### EXTRACTED INFORMATION

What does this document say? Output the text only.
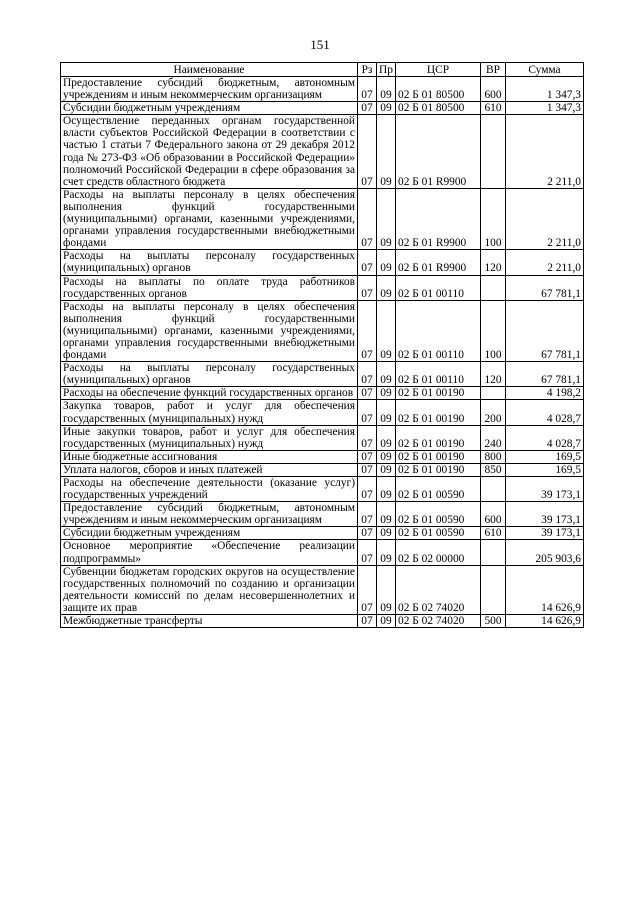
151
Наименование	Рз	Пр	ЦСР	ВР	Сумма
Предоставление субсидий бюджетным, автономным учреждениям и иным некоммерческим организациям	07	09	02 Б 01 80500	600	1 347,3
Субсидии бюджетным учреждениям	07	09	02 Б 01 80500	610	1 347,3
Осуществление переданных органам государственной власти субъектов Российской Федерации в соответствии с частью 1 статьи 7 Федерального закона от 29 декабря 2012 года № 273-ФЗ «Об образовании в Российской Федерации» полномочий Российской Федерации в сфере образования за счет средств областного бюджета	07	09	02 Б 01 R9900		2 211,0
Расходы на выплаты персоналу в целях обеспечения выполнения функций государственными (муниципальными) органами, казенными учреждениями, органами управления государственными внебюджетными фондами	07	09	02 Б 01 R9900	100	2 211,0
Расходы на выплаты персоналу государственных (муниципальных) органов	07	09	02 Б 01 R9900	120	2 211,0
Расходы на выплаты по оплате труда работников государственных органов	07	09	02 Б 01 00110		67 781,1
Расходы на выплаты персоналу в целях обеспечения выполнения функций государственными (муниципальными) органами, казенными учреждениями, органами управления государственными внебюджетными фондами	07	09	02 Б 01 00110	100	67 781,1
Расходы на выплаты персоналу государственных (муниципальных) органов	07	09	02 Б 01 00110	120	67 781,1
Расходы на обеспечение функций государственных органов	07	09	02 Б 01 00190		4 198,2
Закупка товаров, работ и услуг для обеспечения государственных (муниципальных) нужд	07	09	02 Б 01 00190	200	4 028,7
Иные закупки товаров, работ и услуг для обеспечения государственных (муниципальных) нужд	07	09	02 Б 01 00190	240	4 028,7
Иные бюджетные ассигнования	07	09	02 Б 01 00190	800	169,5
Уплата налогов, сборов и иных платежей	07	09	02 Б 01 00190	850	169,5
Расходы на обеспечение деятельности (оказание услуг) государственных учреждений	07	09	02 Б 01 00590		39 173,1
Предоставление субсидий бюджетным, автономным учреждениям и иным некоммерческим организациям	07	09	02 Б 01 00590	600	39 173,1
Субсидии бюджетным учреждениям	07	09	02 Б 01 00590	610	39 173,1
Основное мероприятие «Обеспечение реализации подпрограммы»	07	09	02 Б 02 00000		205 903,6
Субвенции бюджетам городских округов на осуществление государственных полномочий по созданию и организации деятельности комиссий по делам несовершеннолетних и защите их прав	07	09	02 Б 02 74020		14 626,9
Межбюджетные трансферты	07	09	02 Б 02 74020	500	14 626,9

### INSTRUCTIONS FOR THE TASK
Leave out the pictures and restate everything else word for word.

### SOLUTION TO THIS TASK
What does this document say? Output the text only.
151
Наименование	Рз	Пр	ЦСР	ВР	Сумма
Предоставление субсидий бюджетным, автономным учреждениям и иным некоммерческим организациям	07	09	02 Б 01 80500	600	1 347,3
Субсидии бюджетным учреждениям	07	09	02 Б 01 80500	610	1 347,3
Осуществление переданных органам государственной власти субъектов Российской Федерации в соответствии с частью 1 статьи 7 Федерального закона от 29 декабря 2012 года № 273-ФЗ «Об образовании в Российской Федерации» полномочий Российской Федерации в сфере образования за счет средств областного бюджета	07	09	02 Б 01 R9900		2 211,0
Расходы на выплаты персоналу в целях обеспечения выполнения функций государственными (муниципальными) органами, казенными учреждениями, органами управления государственными внебюджетными фондами	07	09	02 Б 01 R9900	100	2 211,0
Расходы на выплаты персоналу государственных (муниципальных) органов	07	09	02 Б 01 R9900	120	2 211,0
Расходы на выплаты по оплате труда работников государственных органов	07	09	02 Б 01 00110		67 781,1
Расходы на выплаты персоналу в целях обеспечения выполнения функций государственными (муниципальными) органами, казенными учреждениями, органами управления государственными внебюджетными фондами	07	09	02 Б 01 00110	100	67 781,1
Расходы на выплаты персоналу государственных (муниципальных) органов	07	09	02 Б 01 00110	120	67 781,1
Расходы на обеспечение функций государственных органов	07	09	02 Б 01 00190		4 198,2
Закупка товаров, работ и услуг для обеспечения государственных (муниципальных) нужд	07	09	02 Б 01 00190	200	4 028,7
Иные закупки товаров, работ и услуг для обеспечения государственных (муниципальных) нужд	07	09	02 Б 01 00190	240	4 028,7
Иные бюджетные ассигнования	07	09	02 Б 01 00190	800	169,5
Уплата налогов, сборов и иных платежей	07	09	02 Б 01 00190	850	169,5
Расходы на обеспечение деятельности (оказание услуг) государственных учреждений	07	09	02 Б 01 00590		39 173,1
Предоставление субсидий бюджетным, автономным учреждениям и иным некоммерческим организациям	07	09	02 Б 01 00590	600	39 173,1
Субсидии бюджетным учреждениям	07	09	02 Б 01 00590	610	39 173,1
Основное мероприятие «Обеспечение реализации подпрограммы»	07	09	02 Б 02 00000		205 903,6
Субвенции бюджетам городских округов на осуществление государственных полномочий по созданию и организации деятельности комиссий по делам несовершеннолетних и защите их прав	07	09	02 Б 02 74020		14 626,9
Межбюджетные трансферты	07	09	02 Б 02 74020	500	14 626,9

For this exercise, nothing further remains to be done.